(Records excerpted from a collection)
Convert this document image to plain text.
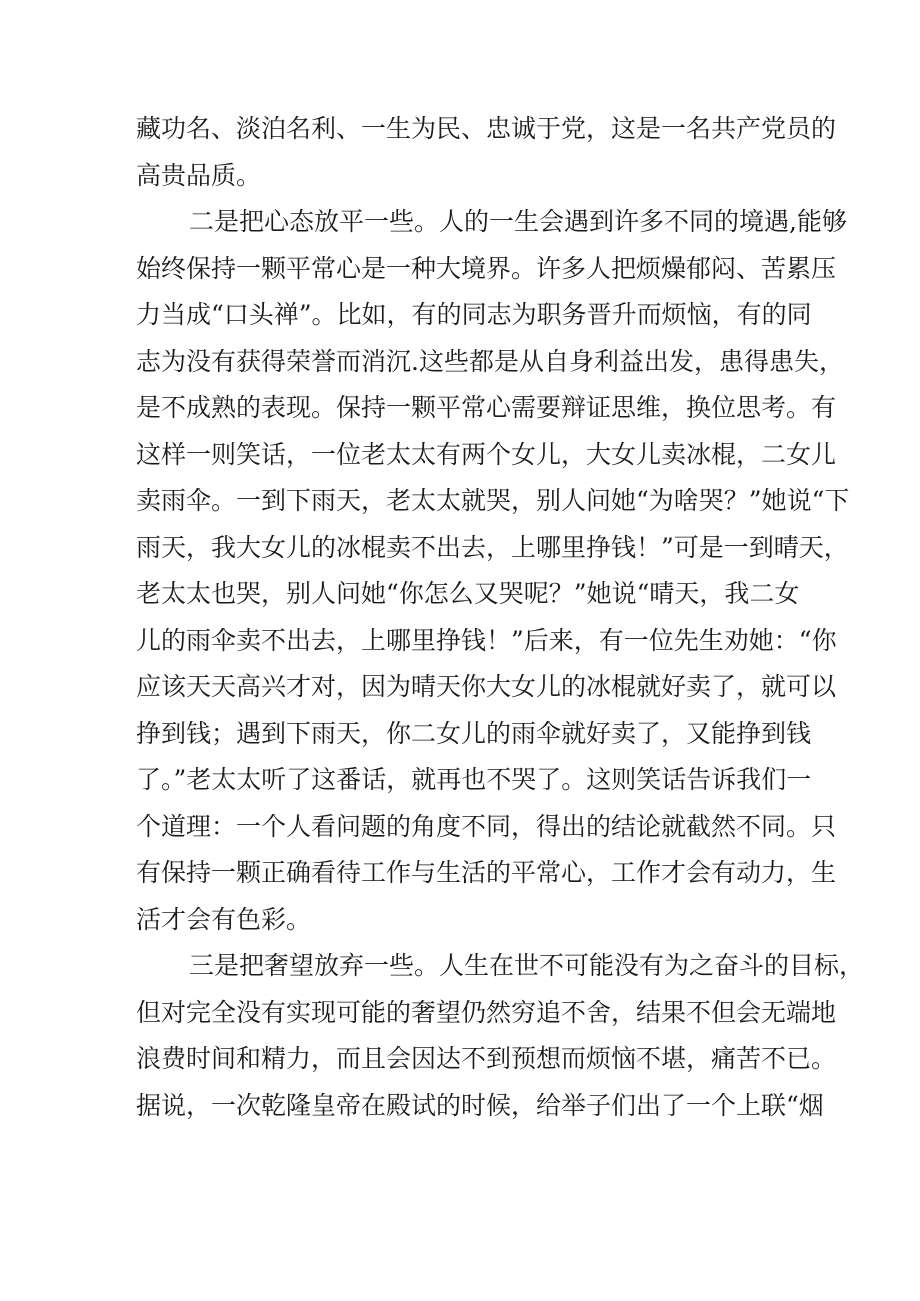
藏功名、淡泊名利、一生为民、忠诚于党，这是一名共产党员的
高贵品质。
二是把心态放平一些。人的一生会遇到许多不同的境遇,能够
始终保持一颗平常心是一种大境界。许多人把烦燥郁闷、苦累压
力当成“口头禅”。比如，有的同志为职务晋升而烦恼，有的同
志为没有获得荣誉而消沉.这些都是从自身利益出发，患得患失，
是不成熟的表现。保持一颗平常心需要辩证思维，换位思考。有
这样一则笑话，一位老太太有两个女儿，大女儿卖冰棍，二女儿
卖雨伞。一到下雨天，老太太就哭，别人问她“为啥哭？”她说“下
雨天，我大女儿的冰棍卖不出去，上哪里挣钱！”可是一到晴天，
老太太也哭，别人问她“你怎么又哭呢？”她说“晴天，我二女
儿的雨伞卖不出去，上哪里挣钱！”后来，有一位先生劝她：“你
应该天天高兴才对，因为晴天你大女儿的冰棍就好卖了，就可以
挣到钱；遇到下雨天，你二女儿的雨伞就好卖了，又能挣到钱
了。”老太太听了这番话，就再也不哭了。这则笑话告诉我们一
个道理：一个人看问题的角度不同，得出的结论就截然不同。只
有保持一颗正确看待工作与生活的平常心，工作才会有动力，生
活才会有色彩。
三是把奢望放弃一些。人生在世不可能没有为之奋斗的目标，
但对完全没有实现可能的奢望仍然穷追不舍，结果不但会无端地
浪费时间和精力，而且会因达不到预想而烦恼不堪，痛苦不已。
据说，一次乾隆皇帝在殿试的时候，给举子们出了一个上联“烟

TASK STATEMENT. Find the lines above that contain the word "别人问她" and collect them.

RESULT BELOW.
卖雨伞。一到下雨天，老太太就哭，别人问她“为啥哭？”她说“下
老太太也哭，别人问她“你怎么又哭呢？”她说“晴天，我二女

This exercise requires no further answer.